■ **Source records**
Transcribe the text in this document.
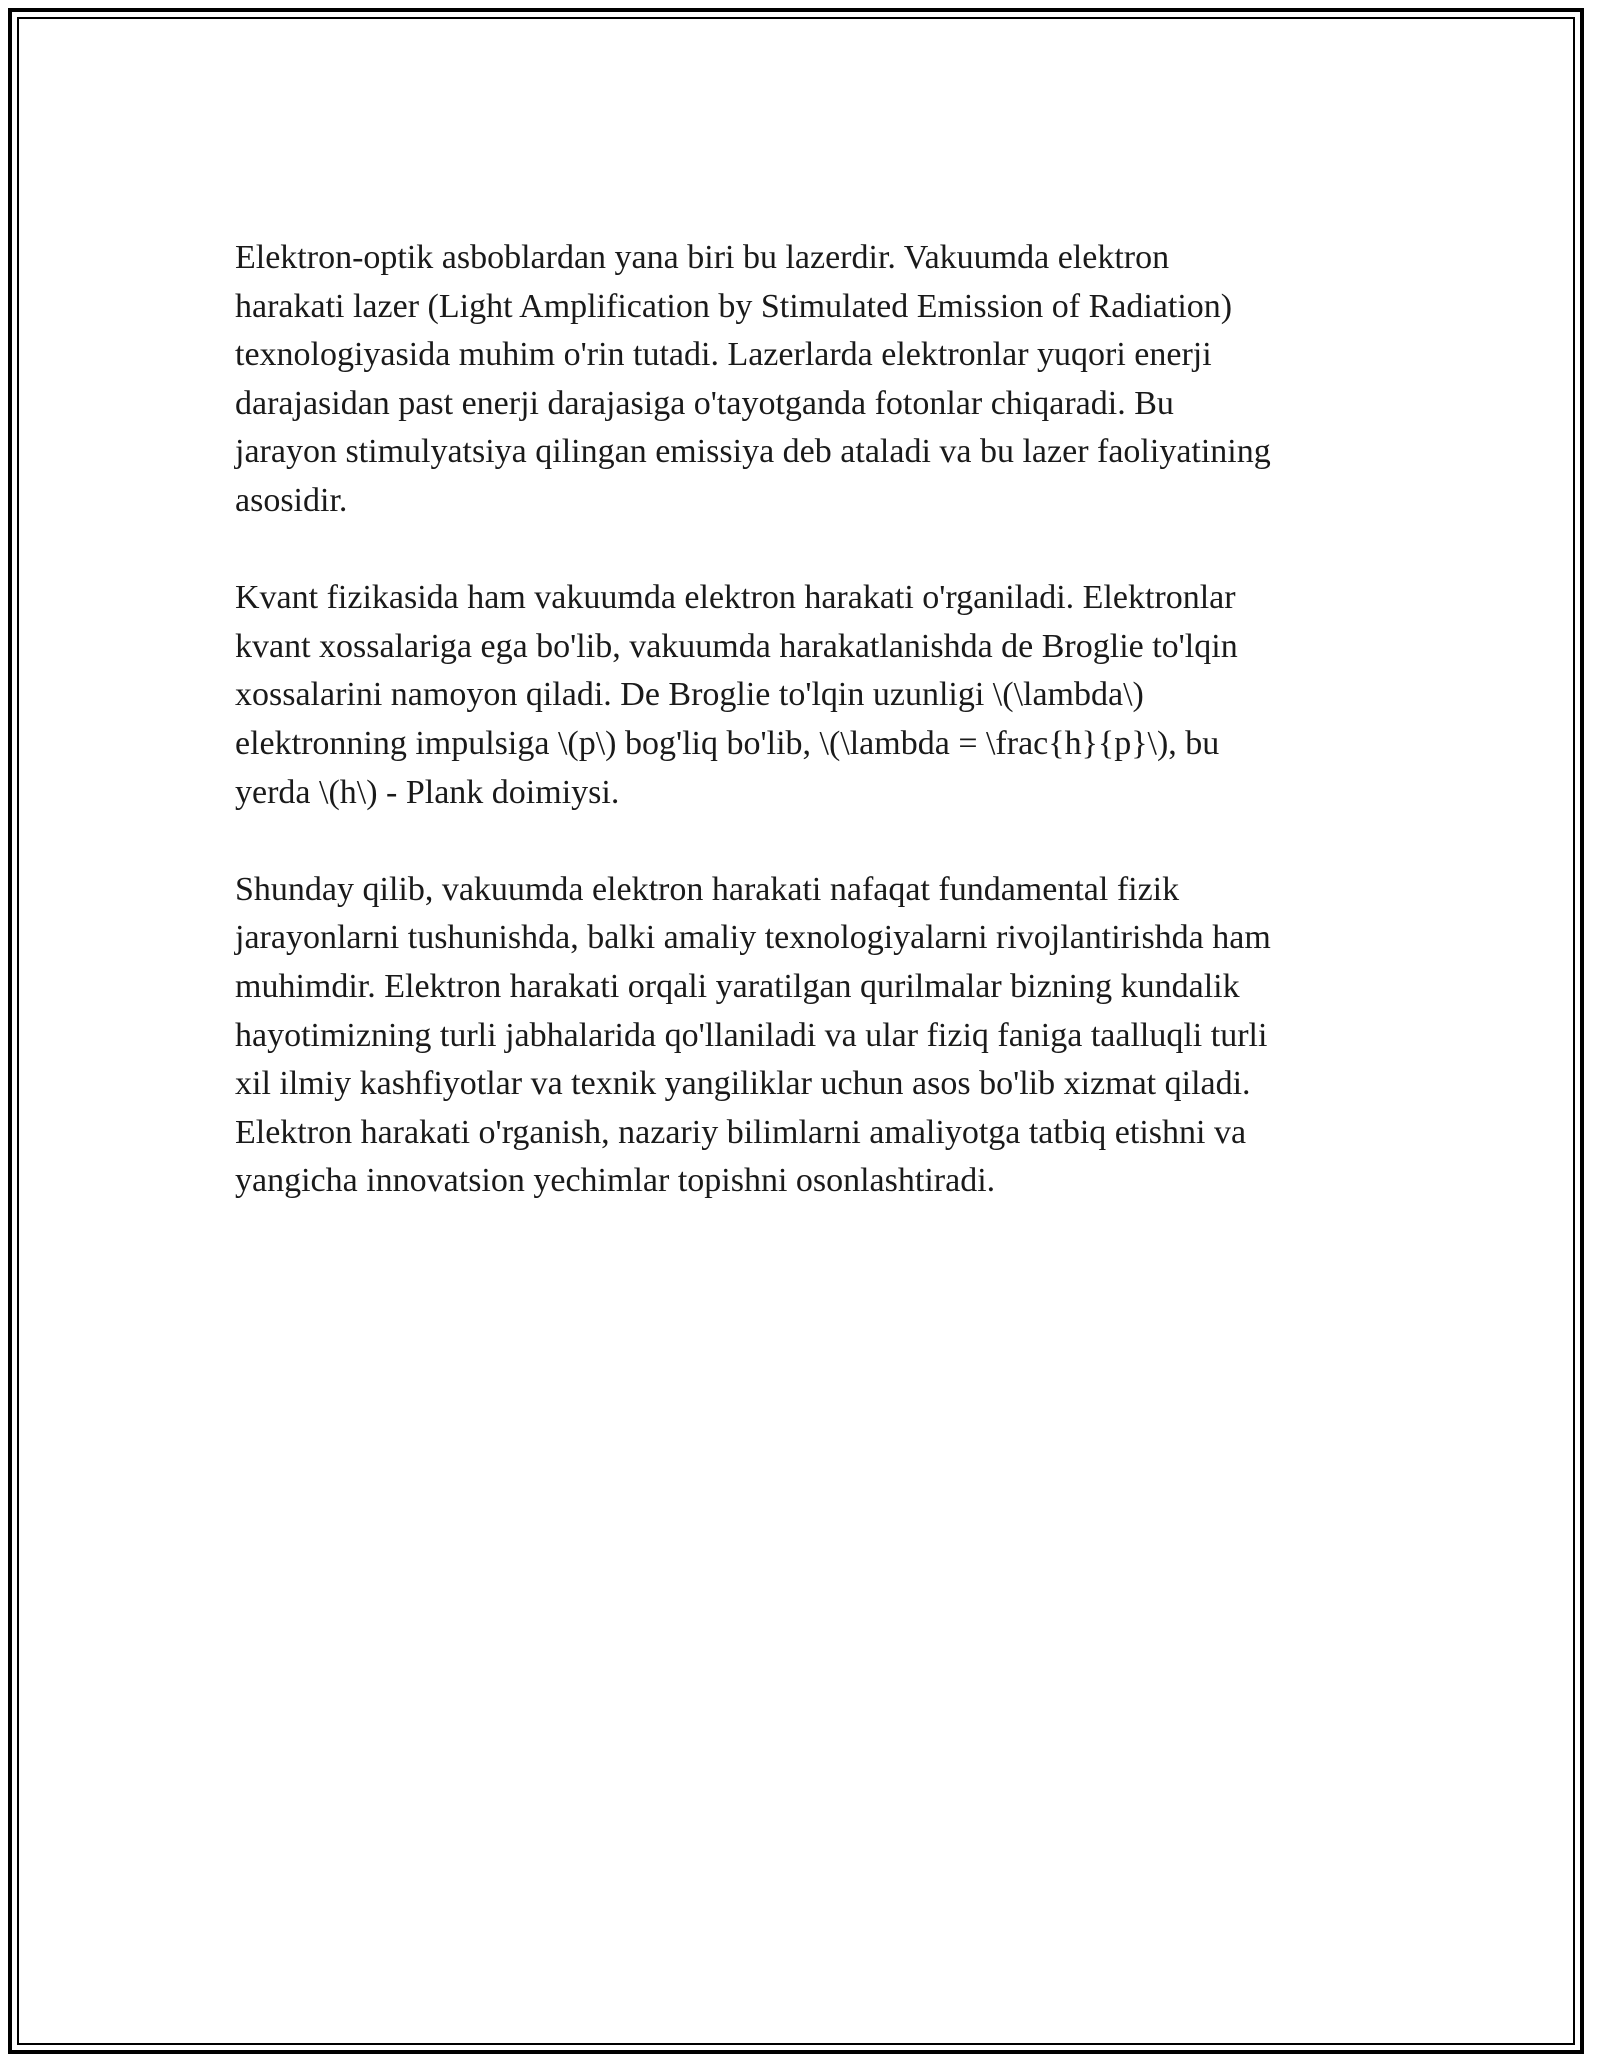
Elektron-optik asboblardan yana biri bu lazerdir. Vakuumda elektron
harakati lazer (Light Amplification by Stimulated Emission of Radiation)
texnologiyasida muhim o'rin tutadi. Lazerlarda elektronlar yuqori enerji
darajasidan past enerji darajasiga o'tayotganda fotonlar chiqaradi. Bu
jarayon stimulyatsiya qilingan emissiya deb ataladi va bu lazer faoliyatining
asosidir.

Kvant fizikasida ham vakuumda elektron harakati o'rganiladi. Elektronlar
kvant xossalariga ega bo'lib, vakuumda harakatlanishda de Broglie to'lqin
xossalarini namoyon qiladi. De Broglie to'lqin uzunligi \(\lambda\)
elektronning impulsiga \(p\) bog'liq bo'lib, \(\lambda = \frac{h}{p}\), bu
yerda \(h\) - Plank doimiysi.

Shunday qilib, vakuumda elektron harakati nafaqat fundamental fizik
jarayonlarni tushunishda, balki amaliy texnologiyalarni rivojlantirishda ham
muhimdir. Elektron harakati orqali yaratilgan qurilmalar bizning kundalik
hayotimizning turli jabhalarida qo'llaniladi va ular fiziq faniga taalluqli turli
xil ilmiy kashfiyotlar va texnik yangiliklar uchun asos bo'lib xizmat qiladi.
Elektron harakati o'rganish, nazariy bilimlarni amaliyotga tatbiq etishni va
yangicha innovatsion yechimlar topishni osonlashtiradi.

■ **Job**
Output all of the entries verbatim, leaving out any images.

■ **Correct result**
Transcribe the text in this document.
Elektron-optik asboblardan yana biri bu lazerdir. Vakuumda elektron
harakati lazer (Light Amplification by Stimulated Emission of Radiation)
texnologiyasida muhim o'rin tutadi. Lazerlarda elektronlar yuqori enerji
darajasidan past enerji darajasiga o'tayotganda fotonlar chiqaradi. Bu
jarayon stimulyatsiya qilingan emissiya deb ataladi va bu lazer faoliyatining
asosidir.

Kvant fizikasida ham vakuumda elektron harakati o'rganiladi. Elektronlar
kvant xossalariga ega bo'lib, vakuumda harakatlanishda de Broglie to'lqin
xossalarini namoyon qiladi. De Broglie to'lqin uzunligi \(\lambda\)
elektronning impulsiga \(p\) bog'liq bo'lib, \(\lambda = \frac{h}{p}\), bu
yerda \(h\) - Plank doimiysi.

Shunday qilib, vakuumda elektron harakati nafaqat fundamental fizik
jarayonlarni tushunishda, balki amaliy texnologiyalarni rivojlantirishda ham
muhimdir. Elektron harakati orqali yaratilgan qurilmalar bizning kundalik
hayotimizning turli jabhalarida qo'llaniladi va ular fiziq faniga taalluqli turli
xil ilmiy kashfiyotlar va texnik yangiliklar uchun asos bo'lib xizmat qiladi.
Elektron harakati o'rganish, nazariy bilimlarni amaliyotga tatbiq etishni va
yangicha innovatsion yechimlar topishni osonlashtiradi.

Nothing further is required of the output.